◆ Description of the task: Provide an exact transcription of all the records.

─── Recorded data ───

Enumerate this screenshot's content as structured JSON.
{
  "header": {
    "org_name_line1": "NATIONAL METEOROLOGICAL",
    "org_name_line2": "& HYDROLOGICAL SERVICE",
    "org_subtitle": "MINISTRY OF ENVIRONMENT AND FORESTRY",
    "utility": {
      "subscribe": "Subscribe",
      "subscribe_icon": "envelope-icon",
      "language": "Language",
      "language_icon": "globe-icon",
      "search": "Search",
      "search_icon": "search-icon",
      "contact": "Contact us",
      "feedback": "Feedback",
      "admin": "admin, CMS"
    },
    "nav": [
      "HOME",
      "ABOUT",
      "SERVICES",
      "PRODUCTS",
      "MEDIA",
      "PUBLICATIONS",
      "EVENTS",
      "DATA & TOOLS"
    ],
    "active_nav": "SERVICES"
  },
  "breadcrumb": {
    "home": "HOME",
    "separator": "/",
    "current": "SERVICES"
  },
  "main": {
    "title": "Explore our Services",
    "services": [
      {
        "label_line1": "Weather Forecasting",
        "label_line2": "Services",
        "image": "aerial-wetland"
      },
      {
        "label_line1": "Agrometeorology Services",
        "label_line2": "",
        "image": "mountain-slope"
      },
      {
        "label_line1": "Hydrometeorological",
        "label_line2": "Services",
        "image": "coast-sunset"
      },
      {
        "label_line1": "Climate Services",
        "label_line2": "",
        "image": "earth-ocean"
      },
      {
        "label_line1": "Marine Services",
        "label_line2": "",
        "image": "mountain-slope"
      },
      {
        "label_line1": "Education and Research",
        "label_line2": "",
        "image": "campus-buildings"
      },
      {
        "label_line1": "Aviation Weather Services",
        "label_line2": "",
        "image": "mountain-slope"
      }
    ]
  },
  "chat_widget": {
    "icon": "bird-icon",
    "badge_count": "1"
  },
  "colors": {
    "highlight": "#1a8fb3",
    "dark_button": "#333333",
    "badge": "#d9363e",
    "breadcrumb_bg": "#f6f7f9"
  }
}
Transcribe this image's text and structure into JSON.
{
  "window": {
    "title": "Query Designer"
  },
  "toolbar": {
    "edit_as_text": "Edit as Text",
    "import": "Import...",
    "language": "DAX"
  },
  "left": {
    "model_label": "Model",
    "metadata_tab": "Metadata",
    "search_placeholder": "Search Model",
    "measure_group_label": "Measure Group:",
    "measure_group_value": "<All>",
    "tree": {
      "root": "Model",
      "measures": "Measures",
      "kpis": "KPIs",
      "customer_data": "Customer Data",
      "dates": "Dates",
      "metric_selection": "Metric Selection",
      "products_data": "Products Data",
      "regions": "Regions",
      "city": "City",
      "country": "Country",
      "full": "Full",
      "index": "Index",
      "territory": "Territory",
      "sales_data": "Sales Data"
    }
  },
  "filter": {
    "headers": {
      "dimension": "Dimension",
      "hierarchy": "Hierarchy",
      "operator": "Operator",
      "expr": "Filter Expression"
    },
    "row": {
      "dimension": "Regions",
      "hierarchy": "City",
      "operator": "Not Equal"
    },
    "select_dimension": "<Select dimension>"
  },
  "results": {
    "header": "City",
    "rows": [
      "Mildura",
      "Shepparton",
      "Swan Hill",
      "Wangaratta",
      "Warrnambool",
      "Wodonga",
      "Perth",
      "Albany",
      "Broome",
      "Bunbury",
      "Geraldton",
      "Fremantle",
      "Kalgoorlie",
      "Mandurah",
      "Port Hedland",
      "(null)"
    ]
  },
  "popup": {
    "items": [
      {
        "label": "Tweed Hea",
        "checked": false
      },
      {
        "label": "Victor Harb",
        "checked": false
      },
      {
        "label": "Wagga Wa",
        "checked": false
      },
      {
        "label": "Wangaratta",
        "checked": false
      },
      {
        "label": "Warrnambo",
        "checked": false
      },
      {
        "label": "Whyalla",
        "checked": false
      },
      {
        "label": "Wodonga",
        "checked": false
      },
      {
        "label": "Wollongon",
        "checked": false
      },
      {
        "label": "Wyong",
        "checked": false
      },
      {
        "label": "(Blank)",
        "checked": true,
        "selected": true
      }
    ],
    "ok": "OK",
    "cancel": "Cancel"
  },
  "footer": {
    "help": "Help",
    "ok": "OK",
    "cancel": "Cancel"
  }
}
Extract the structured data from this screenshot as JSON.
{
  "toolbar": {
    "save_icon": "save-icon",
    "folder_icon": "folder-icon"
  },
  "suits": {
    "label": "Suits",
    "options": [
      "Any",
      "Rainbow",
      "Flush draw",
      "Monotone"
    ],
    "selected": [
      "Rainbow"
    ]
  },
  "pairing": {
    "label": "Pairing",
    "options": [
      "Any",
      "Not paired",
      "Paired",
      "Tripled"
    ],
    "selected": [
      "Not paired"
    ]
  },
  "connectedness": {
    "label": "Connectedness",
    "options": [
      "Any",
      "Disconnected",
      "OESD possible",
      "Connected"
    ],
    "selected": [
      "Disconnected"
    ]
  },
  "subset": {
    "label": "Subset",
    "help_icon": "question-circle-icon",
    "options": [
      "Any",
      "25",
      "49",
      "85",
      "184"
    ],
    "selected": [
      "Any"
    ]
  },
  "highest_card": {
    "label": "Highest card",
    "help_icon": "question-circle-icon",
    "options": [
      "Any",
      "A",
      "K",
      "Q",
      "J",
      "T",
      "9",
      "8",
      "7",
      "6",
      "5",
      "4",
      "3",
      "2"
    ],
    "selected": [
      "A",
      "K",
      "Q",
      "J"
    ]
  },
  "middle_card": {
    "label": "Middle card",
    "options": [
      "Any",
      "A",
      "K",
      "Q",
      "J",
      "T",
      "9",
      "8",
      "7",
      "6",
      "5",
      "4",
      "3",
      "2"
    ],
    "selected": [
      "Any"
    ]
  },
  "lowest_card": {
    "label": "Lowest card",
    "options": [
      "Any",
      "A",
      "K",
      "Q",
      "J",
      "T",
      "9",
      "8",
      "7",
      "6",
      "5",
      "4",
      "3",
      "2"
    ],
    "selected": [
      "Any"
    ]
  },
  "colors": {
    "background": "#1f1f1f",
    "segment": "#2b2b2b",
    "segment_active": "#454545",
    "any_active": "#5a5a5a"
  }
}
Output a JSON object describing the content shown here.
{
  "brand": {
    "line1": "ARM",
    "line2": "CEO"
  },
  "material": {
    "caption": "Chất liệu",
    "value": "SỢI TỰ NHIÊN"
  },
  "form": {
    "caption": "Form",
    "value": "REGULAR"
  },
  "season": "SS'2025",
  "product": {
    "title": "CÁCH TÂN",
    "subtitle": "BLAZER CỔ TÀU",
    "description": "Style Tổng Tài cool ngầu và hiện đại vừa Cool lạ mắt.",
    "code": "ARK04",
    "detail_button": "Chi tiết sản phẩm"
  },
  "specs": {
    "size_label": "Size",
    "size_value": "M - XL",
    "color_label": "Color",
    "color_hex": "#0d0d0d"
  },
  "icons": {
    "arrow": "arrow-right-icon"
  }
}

───

◆ Answer for the task:
Enumerate this screenshot's content as structured JSON.
{
  "header": {
    "org_name_line1": "NATIONAL METEOROLOGICAL",
    "org_name_line2": "& HYDROLOGICAL SERVICE",
    "org_subtitle": "MINISTRY OF ENVIRONMENT AND FORESTRY",
    "utility": {
      "subscribe": "Subscribe",
      "subscribe_icon": "envelope-icon",
      "language": "Language",
      "language_icon": "globe-icon",
      "search": "Search",
      "search_icon": "search-icon",
      "contact": "Contact us",
      "feedback": "Feedback",
      "admin": "admin, CMS"
    },
    "nav": [
      "HOME",
      "ABOUT",
      "SERVICES",
      "PRODUCTS",
      "MEDIA",
      "PUBLICATIONS",
      "EVENTS",
      "DATA & TOOLS"
    ],
    "active_nav": "SERVICES"
  },
  "breadcrumb": {
    "home": "HOME",
    "separator": "/",
    "current": "SERVICES"
  },
  "main": {
    "title": "Explore our Services",
    "services": [
      {
        "label_line1": "Weather Forecasting",
        "label_line2": "Services",
        "image": "aerial-wetland"
      },
      {
        "label_line1": "Agrometeorology Services",
        "label_line2": "",
        "image": "mountain-slope"
      },
      {
        "label_line1": "Hydrometeorological",
        "label_line2": "Services",
        "image": "coast-sunset"
      },
      {
        "label_line1": "Climate Services",
        "label_line2": "",
        "image": "earth-ocean"
      },
      {
        "label_line1": "Marine Services",
        "label_line2": "",
        "image": "mountain-slope"
      },
      {
        "label_line1": "Education and Research",
        "label_line2": "",
        "image": "campus-buildings"
      },
      {
        "label_line1": "Aviation Weather Services",
        "label_line2": "",
        "image": "mountain-slope"
      }
    ]
  },
  "chat_widget": {
    "icon": "bird-icon",
    "badge_count": "1"
  },
  "colors": {
    "highlight": "#1a8fb3",
    "dark_button": "#333333",
    "badge": "#d9363e",
    "breadcrumb_bg": "#f6f7f9"
  }
}
Transcribe this image's text and structure into JSON.
{
  "window": {
    "title": "Query Designer"
  },
  "toolbar": {
    "edit_as_text": "Edit as Text",
    "import": "Import...",
    "language": "DAX"
  },
  "left": {
    "model_label": "Model",
    "metadata_tab": "Metadata",
    "search_placeholder": "Search Model",
    "measure_group_label": "Measure Group:",
    "measure_group_value": "<All>",
    "tree": {
      "root": "Model",
      "measures": "Measures",
      "kpis": "KPIs",
      "customer_data": "Customer Data",
      "dates": "Dates",
      "metric_selection": "Metric Selection",
      "products_data": "Products Data",
      "regions": "Regions",
      "city": "City",
      "country": "Country",
      "full": "Full",
      "index": "Index",
      "territory": "Territory",
      "sales_data": "Sales Data"
    }
  },
  "filter": {
    "headers": {
      "dimension": "Dimension",
      "hierarchy": "Hierarchy",
      "operator": "Operator",
      "expr": "Filter Expression"
    },
    "row": {
      "dimension": "Regions",
      "hierarchy": "City",
      "operator": "Not Equal"
    },
    "select_dimension": "<Select dimension>"
  },
  "results": {
    "header": "City",
    "rows": [
      "Mildura",
      "Shepparton",
      "Swan Hill",
      "Wangaratta",
      "Warrnambool",
      "Wodonga",
      "Perth",
      "Albany",
      "Broome",
      "Bunbury",
      "Geraldton",
      "Fremantle",
      "Kalgoorlie",
      "Mandurah",
      "Port Hedland",
      "(null)"
    ]
  },
  "popup": {
    "items": [
      {
        "label": "Tweed Hea",
        "checked": false
      },
      {
        "label": "Victor Harb",
        "checked": false
      },
      {
        "label": "Wagga Wa",
        "checked": false
      },
      {
        "label": "Wangaratta",
        "checked": false
      },
      {
        "label": "Warrnambo",
        "checked": false
      },
      {
        "label": "Whyalla",
        "checked": false
      },
      {
        "label": "Wodonga",
        "checked": false
      },
      {
        "label": "Wollongon",
        "checked": false
      },
      {
        "label": "Wyong",
        "checked": false
      },
      {
        "label": "(Blank)",
        "checked": true,
        "selected": true
      }
    ],
    "ok": "OK",
    "cancel": "Cancel"
  },
  "footer": {
    "help": "Help",
    "ok": "OK",
    "cancel": "Cancel"
  }
}
Extract the structured data from this screenshot as JSON.
{
  "toolbar": {
    "save_icon": "save-icon",
    "folder_icon": "folder-icon"
  },
  "suits": {
    "label": "Suits",
    "options": [
      "Any",
      "Rainbow",
      "Flush draw",
      "Monotone"
    ],
    "selected": [
      "Rainbow"
    ]
  },
  "pairing": {
    "label": "Pairing",
    "options": [
      "Any",
      "Not paired",
      "Paired",
      "Tripled"
    ],
    "selected": [
      "Not paired"
    ]
  },
  "connectedness": {
    "label": "Connectedness",
    "options": [
      "Any",
      "Disconnected",
      "OESD possible",
      "Connected"
    ],
    "selected": [
      "Disconnected"
    ]
  },
  "subset": {
    "label": "Subset",
    "help_icon": "question-circle-icon",
    "options": [
      "Any",
      "25",
      "49",
      "85",
      "184"
    ],
    "selected": [
      "Any"
    ]
  },
  "highest_card": {
    "label": "Highest card",
    "help_icon": "question-circle-icon",
    "options": [
      "Any",
      "A",
      "K",
      "Q",
      "J",
      "T",
      "9",
      "8",
      "7",
      "6",
      "5",
      "4",
      "3",
      "2"
    ],
    "selected": [
      "A",
      "K",
      "Q",
      "J"
    ]
  },
  "middle_card": {
    "label": "Middle card",
    "options": [
      "Any",
      "A",
      "K",
      "Q",
      "J",
      "T",
      "9",
      "8",
      "7",
      "6",
      "5",
      "4",
      "3",
      "2"
    ],
    "selected": [
      "Any"
    ]
  },
  "lowest_card": {
    "label": "Lowest card",
    "options": [
      "Any",
      "A",
      "K",
      "Q",
      "J",
      "T",
      "9",
      "8",
      "7",
      "6",
      "5",
      "4",
      "3",
      "2"
    ],
    "selected": [
      "Any"
    ]
  },
  "colors": {
    "background": "#1f1f1f",
    "segment": "#2b2b2b",
    "segment_active": "#454545",
    "any_active": "#5a5a5a"
  }
}
Output a JSON object describing the content shown here.
{
  "brand": {
    "line1": "ARM",
    "line2": "CEO"
  },
  "material": {
    "caption": "Chất liệu",
    "value": "SỢI TỰ NHIÊN"
  },
  "form": {
    "caption": "Form",
    "value": "REGULAR"
  },
  "season": "SS'2025",
  "product": {
    "title": "CÁCH TÂN",
    "subtitle": "BLAZER CỔ TÀU",
    "description": "Style Tổng Tài cool ngầu và hiện đại vừa Cool lạ mắt.",
    "code": "ARK04",
    "detail_button": "Chi tiết sản phẩm"
  },
  "specs": {
    "size_label": "Size",
    "size_value": "M - XL",
    "color_label": "Color",
    "color_hex": "#0d0d0d"
  },
  "icons": {
    "arrow": "arrow-right-icon"
  }
}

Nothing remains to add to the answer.